Job: Look through the records below, and copy out every line that holds the string "Auto".

▬▬▬▬▬▬

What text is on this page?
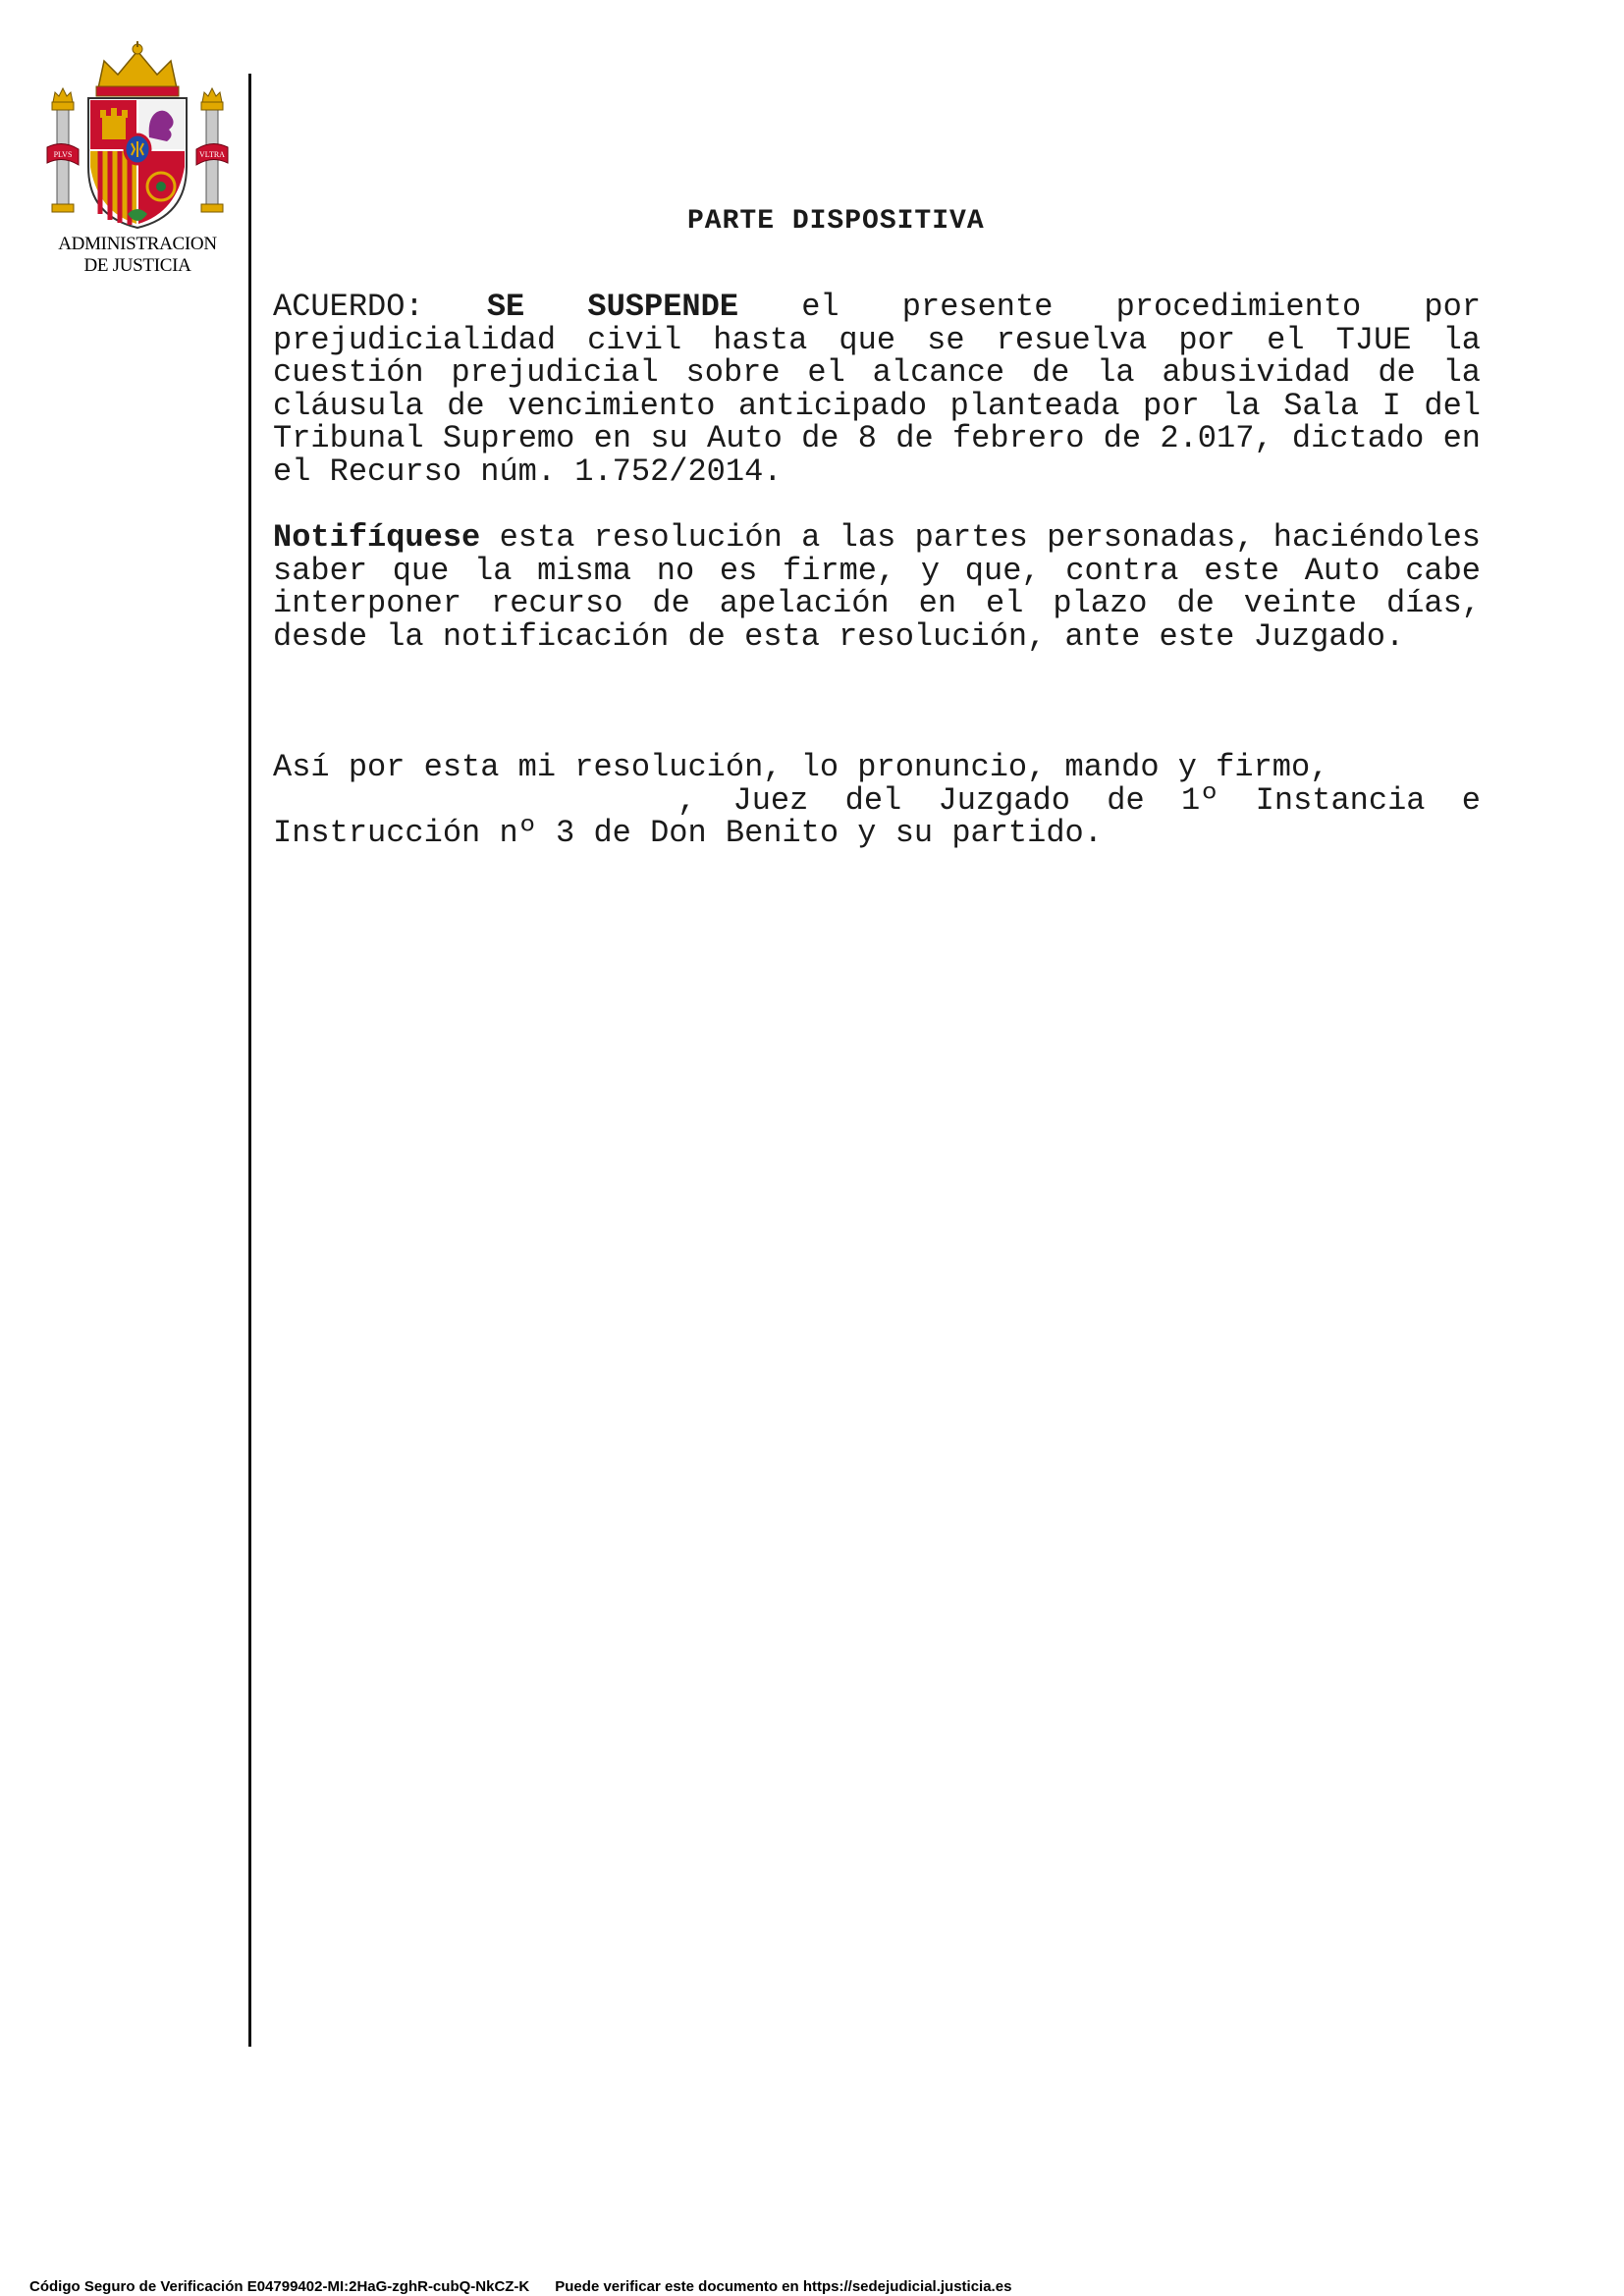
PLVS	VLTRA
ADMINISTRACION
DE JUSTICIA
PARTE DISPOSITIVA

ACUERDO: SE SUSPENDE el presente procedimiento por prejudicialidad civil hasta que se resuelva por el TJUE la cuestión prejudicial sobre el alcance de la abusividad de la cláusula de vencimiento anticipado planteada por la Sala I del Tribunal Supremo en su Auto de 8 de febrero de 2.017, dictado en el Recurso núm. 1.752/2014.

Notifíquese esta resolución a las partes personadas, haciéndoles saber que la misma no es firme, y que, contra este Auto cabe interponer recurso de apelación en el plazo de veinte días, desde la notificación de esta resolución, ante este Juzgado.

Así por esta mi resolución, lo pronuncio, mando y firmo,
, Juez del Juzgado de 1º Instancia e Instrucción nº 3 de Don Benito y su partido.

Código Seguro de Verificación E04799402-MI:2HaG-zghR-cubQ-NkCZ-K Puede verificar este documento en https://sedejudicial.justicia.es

▬▬▬▬▬▬

Output of the task:
ACUERDO: SE SUSPENDE el presente procedimiento por prejudicialidad civil hasta que se resuelva por el TJUE la cuestión prejudicial sobre el alcance de la abusividad de la cláusula de vencimiento anticipado planteada por la Sala I del Tribunal Supremo en su Auto de 8 de febrero de 2.017, dictado en el Recurso núm. 1.752/2014.
Notifíquese esta resolución a las partes personadas, haciéndoles saber que la misma no es firme, y que, contra este Auto cabe interponer recurso de apelación en el plazo de veinte días, desde la notificación de esta resolución, ante este Juzgado.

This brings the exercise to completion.